STATED TASK -> Copy the material verbatim from its first line down to and including the line containing "bar-greenhouse-effect-2022: [951, 654, 954, 658]".

⁂

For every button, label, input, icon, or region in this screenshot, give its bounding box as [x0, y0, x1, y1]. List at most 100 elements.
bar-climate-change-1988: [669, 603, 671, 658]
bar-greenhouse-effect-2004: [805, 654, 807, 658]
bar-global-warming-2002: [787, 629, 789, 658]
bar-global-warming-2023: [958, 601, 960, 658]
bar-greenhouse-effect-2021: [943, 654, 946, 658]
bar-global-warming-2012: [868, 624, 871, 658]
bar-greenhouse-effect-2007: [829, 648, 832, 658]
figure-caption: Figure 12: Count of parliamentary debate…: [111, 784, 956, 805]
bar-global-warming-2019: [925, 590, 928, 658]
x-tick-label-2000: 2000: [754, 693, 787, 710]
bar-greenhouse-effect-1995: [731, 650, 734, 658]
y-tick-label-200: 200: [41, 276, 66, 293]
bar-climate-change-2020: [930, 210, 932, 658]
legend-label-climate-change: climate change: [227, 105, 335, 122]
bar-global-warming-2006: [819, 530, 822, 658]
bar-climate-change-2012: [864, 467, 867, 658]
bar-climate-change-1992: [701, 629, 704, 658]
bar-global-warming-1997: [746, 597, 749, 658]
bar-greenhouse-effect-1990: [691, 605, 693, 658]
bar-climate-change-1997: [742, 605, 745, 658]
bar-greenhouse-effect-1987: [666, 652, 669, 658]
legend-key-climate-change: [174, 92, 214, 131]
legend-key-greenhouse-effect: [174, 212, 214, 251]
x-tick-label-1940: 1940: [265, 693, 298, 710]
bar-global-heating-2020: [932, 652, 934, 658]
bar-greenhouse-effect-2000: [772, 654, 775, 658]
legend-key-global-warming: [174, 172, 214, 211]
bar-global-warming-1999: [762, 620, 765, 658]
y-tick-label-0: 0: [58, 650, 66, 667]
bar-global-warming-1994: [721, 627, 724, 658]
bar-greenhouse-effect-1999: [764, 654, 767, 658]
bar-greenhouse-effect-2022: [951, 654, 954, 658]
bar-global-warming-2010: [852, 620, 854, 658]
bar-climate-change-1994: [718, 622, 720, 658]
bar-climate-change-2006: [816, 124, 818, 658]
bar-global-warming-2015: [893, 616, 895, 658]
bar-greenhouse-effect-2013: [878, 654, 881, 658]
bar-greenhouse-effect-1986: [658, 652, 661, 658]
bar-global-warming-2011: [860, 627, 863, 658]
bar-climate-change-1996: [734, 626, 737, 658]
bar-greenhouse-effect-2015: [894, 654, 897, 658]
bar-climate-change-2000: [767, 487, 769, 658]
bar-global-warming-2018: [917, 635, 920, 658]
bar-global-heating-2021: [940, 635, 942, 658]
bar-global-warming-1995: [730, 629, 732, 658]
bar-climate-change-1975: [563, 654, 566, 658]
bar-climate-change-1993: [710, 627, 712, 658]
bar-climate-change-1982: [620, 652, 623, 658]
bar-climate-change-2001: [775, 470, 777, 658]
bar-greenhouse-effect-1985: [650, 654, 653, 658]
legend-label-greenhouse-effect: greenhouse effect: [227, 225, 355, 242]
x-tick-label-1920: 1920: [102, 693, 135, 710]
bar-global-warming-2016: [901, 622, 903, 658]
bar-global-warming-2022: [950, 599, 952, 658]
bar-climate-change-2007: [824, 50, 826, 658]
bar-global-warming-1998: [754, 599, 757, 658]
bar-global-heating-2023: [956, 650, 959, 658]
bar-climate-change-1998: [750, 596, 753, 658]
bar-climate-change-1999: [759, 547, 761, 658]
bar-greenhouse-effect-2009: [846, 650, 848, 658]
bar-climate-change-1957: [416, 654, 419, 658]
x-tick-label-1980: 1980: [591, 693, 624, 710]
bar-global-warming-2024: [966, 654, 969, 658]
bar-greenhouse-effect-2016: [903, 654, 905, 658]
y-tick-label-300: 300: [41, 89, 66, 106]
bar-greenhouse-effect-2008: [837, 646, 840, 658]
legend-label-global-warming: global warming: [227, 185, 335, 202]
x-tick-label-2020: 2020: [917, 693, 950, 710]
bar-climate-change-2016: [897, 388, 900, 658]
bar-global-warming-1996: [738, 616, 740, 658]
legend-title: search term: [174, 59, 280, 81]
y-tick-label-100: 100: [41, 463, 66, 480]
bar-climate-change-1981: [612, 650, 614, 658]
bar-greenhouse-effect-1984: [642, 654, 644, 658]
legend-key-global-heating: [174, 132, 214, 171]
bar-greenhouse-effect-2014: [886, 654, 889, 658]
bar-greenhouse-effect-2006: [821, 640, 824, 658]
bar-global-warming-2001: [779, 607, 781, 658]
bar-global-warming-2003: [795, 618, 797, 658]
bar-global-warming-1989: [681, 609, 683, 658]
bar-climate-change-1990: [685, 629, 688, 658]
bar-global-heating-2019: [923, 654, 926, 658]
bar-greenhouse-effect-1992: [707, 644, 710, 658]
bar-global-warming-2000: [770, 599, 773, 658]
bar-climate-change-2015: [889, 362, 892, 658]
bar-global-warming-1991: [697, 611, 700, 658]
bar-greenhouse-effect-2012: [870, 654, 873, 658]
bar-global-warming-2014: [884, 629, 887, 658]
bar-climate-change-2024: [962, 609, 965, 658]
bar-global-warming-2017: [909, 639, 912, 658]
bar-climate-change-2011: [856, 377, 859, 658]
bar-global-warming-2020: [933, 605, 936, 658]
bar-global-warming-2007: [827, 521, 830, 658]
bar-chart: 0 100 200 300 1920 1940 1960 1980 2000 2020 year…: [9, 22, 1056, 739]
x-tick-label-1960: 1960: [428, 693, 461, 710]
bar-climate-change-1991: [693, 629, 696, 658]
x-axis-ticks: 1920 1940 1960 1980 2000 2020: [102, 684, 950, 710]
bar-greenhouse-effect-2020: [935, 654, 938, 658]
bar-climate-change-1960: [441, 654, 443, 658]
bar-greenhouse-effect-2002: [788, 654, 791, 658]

⁂

SOLVED EXERCISE ->
For every button, label, input, icon, or region in this screenshot, give its bounding box as [x0, y0, x1, y1]. List at most 100 elements.
bar-climate-change-1988: [669, 603, 671, 658]
bar-greenhouse-effect-2004: [805, 654, 807, 658]
bar-global-warming-2002: [787, 629, 789, 658]
bar-global-warming-2023: [958, 601, 960, 658]
bar-greenhouse-effect-2021: [943, 654, 946, 658]
bar-global-warming-2012: [868, 624, 871, 658]
bar-greenhouse-effect-2007: [829, 648, 832, 658]
figure-caption: Figure 12: Count of parliamentary debate…: [111, 784, 956, 805]
bar-global-warming-2019: [925, 590, 928, 658]
x-tick-label-2000: 2000: [754, 693, 787, 710]
bar-greenhouse-effect-1995: [731, 650, 734, 658]
y-tick-label-200: 200: [41, 276, 66, 293]
bar-climate-change-2020: [930, 210, 932, 658]
legend-label-climate-change: climate change: [227, 105, 335, 122]
bar-global-warming-2006: [819, 530, 822, 658]
bar-climate-change-2012: [864, 467, 867, 658]
bar-climate-change-1992: [701, 629, 704, 658]
bar-global-warming-1997: [746, 597, 749, 658]
bar-greenhouse-effect-1990: [691, 605, 693, 658]
bar-climate-change-1997: [742, 605, 745, 658]
bar-greenhouse-effect-1987: [666, 652, 669, 658]
legend-key-climate-change: [174, 92, 214, 131]
legend-key-greenhouse-effect: [174, 212, 214, 251]
x-tick-label-1940: 1940: [265, 693, 298, 710]
bar-global-heating-2020: [932, 652, 934, 658]
bar-greenhouse-effect-2000: [772, 654, 775, 658]
legend-key-global-warming: [174, 172, 214, 211]
bar-global-warming-1999: [762, 620, 765, 658]
y-tick-label-0: 0: [58, 650, 66, 667]
bar-global-warming-1994: [721, 627, 724, 658]
bar-greenhouse-effect-1999: [764, 654, 767, 658]
bar-greenhouse-effect-2022: [951, 654, 954, 658]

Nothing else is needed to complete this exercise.